→ Aim of the exercise:
Every line of the data must be copied exactly.

=== Exercise input ===

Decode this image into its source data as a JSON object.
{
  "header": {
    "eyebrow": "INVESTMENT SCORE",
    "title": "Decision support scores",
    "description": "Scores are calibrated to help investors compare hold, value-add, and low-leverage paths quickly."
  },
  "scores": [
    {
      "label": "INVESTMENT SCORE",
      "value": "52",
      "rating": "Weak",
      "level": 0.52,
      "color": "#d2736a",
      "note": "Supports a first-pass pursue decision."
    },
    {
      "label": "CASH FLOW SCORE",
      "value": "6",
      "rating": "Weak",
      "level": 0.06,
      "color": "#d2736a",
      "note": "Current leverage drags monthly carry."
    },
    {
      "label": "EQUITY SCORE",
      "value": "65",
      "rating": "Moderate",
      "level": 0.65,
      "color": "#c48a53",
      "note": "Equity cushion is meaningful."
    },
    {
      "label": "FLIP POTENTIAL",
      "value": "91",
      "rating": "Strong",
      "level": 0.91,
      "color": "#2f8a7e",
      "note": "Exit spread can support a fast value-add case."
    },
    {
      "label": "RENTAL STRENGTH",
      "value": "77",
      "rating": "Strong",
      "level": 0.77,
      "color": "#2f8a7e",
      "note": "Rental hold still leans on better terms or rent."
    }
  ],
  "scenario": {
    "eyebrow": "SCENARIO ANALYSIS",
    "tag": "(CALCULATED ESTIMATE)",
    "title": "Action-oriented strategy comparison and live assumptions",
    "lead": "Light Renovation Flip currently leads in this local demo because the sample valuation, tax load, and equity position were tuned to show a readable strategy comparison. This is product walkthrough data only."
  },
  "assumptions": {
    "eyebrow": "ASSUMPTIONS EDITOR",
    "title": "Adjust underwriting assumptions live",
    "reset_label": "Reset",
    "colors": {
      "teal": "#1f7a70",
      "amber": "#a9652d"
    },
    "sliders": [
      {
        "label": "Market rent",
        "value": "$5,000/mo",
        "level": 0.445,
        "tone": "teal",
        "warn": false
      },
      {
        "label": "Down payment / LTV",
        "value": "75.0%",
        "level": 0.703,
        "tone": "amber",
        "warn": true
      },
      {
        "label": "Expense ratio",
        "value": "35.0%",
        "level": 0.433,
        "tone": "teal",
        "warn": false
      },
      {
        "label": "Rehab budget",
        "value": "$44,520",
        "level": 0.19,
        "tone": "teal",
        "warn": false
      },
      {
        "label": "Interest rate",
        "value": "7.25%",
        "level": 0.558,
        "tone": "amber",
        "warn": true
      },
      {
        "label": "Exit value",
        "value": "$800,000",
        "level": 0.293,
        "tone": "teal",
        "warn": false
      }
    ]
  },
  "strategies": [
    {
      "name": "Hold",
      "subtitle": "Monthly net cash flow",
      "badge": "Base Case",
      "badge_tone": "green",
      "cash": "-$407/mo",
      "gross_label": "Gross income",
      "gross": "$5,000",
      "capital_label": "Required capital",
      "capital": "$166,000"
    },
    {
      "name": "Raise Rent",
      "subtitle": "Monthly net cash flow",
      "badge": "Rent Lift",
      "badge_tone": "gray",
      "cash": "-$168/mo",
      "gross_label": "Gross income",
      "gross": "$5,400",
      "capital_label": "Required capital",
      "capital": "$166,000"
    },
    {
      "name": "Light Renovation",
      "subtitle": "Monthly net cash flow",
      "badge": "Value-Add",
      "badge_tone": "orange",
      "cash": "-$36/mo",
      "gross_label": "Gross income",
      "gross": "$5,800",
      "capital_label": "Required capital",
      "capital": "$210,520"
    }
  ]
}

===

→ Correct output:
Decode this image into its source data as a JSON object.
{
  "header": {
    "eyebrow": "INVESTMENT SCORE",
    "title": "Decision support scores",
    "description": "Scores are calibrated to help investors compare hold, value-add, and low-leverage paths quickly."
  },
  "scores": [
    {
      "label": "INVESTMENT SCORE",
      "value": "52",
      "rating": "Weak",
      "level": 0.52,
      "color": "#d2736a",
      "note": "Supports a first-pass pursue decision."
    },
    {
      "label": "CASH FLOW SCORE",
      "value": "6",
      "rating": "Weak",
      "level": 0.06,
      "color": "#d2736a",
      "note": "Current leverage drags monthly carry."
    },
    {
      "label": "EQUITY SCORE",
      "value": "65",
      "rating": "Moderate",
      "level": 0.65,
      "color": "#c48a53",
      "note": "Equity cushion is meaningful."
    },
    {
      "label": "FLIP POTENTIAL",
      "value": "91",
      "rating": "Strong",
      "level": 0.91,
      "color": "#2f8a7e",
      "note": "Exit spread can support a fast value-add case."
    },
    {
      "label": "RENTAL STRENGTH",
      "value": "77",
      "rating": "Strong",
      "level": 0.77,
      "color": "#2f8a7e",
      "note": "Rental hold still leans on better terms or rent."
    }
  ],
  "scenario": {
    "eyebrow": "SCENARIO ANALYSIS",
    "tag": "(CALCULATED ESTIMATE)",
    "title": "Action-oriented strategy comparison and live assumptions",
    "lead": "Light Renovation Flip currently leads in this local demo because the sample valuation, tax load, and equity position were tuned to show a readable strategy comparison. This is product walkthrough data only."
  },
  "assumptions": {
    "eyebrow": "ASSUMPTIONS EDITOR",
    "title": "Adjust underwriting assumptions live",
    "reset_label": "Reset",
    "colors": {
      "teal": "#1f7a70",
      "amber": "#a9652d"
    },
    "sliders": [
      {
        "label": "Market rent",
        "value": "$5,000/mo",
        "level": 0.445,
        "tone": "teal",
        "warn": false
      },
      {
        "label": "Down payment / LTV",
        "value": "75.0%",
        "level": 0.703,
        "tone": "amber",
        "warn": true
      },
      {
        "label": "Expense ratio",
        "value": "35.0%",
        "level": 0.433,
        "tone": "teal",
        "warn": false
      },
      {
        "label": "Rehab budget",
        "value": "$44,520",
        "level": 0.19,
        "tone": "teal",
        "warn": false
      },
      {
        "label": "Interest rate",
        "value": "7.25%",
        "level": 0.558,
        "tone": "amber",
        "warn": true
      },
      {
        "label": "Exit value",
        "value": "$800,000",
        "level": 0.293,
        "tone": "teal",
        "warn": false
      }
    ]
  },
  "strategies": [
    {
      "name": "Hold",
      "subtitle": "Monthly net cash flow",
      "badge": "Base Case",
      "badge_tone": "green",
      "cash": "-$407/mo",
      "gross_label": "Gross income",
      "gross": "$5,000",
      "capital_label": "Required capital",
      "capital": "$166,000"
    },
    {
      "name": "Raise Rent",
      "subtitle": "Monthly net cash flow",
      "badge": "Rent Lift",
      "badge_tone": "gray",
      "cash": "-$168/mo",
      "gross_label": "Gross income",
      "gross": "$5,400",
      "capital_label": "Required capital",
      "capital": "$166,000"
    },
    {
      "name": "Light Renovation",
      "subtitle": "Monthly net cash flow",
      "badge": "Value-Add",
      "badge_tone": "orange",
      "cash": "-$36/mo",
      "gross_label": "Gross income",
      "gross": "$5,800",
      "capital_label": "Required capital",
      "capital": "$210,520"
    }
  ]
}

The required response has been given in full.